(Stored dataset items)
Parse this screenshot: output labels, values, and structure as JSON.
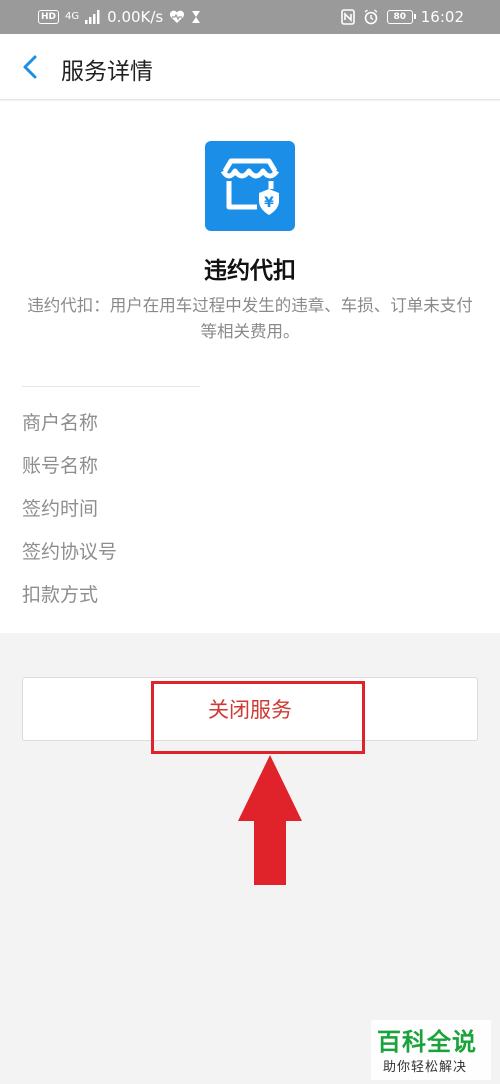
{
  "status_bar": {
    "network_badge": "HD",
    "network_type": "4G",
    "speed": "0.00K/s",
    "battery": "80",
    "time": "16:02",
    "icons": [
      "signal-icon",
      "heart-icon",
      "hourglass-icon",
      "nfc-icon",
      "alarm-icon",
      "battery-icon"
    ]
  },
  "nav": {
    "title": "服务详情",
    "back_icon": "chevron-left-icon"
  },
  "service": {
    "icon": "store-payment-icon",
    "name": "违约代扣",
    "description": "违约代扣：用户在用车过程中发生的违章、车损、订单未支付等相关费用。"
  },
  "info": {
    "labels": [
      "商户名称",
      "账号名称",
      "签约时间",
      "签约协议号",
      "扣款方式"
    ]
  },
  "actions": {
    "close_service": "关闭服务"
  },
  "watermark": {
    "title": "百科全说",
    "subtitle": "助你轻松解决"
  },
  "colors": {
    "accent_blue": "#1b8fe8",
    "close_red": "#d03a35",
    "highlight_red": "#e0222a",
    "watermark_green": "#1aa33a"
  }
}
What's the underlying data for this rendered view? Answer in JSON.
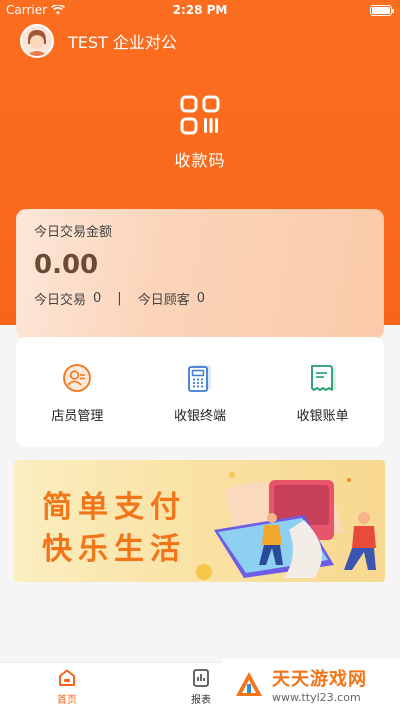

(What you need to do)
Write the full listing out again with every line unchanged, but include no pictures.

(The output)
Parse this screenshot: output labels, values, and structure as JSON.
{
  "status_bar": {
    "network_badge": "HD",
    "network_type": "4G",
    "speed": "0.00K/s",
    "battery": "80",
    "time": "16:02",
    "icons": [
      "signal-icon",
      "heart-icon",
      "hourglass-icon",
      "nfc-icon",
      "alarm-icon",
      "battery-icon"
    ]
  },
  "nav": {
    "title": "服务详情",
    "back_icon": "chevron-left-icon"
  },
  "service": {
    "icon": "store-payment-icon",
    "name": "违约代扣",
    "description": "违约代扣：用户在用车过程中发生的违章、车损、订单未支付等相关费用。"
  },
  "info": {
    "labels": [
      "商户名称",
      "账号名称",
      "签约时间",
      "签约协议号",
      "扣款方式"
    ]
  },
  "actions": {
    "close_service": "关闭服务"
  },
  "watermark": {
    "title": "百科全说",
    "subtitle": "助你轻松解决"
  },
  "colors": {
    "accent_blue": "#1b8fe8",
    "close_red": "#d03a35",
    "highlight_red": "#e0222a",
    "watermark_green": "#1aa33a"
  }
}
What's the underlying data for this rendered view? Answer in JSON.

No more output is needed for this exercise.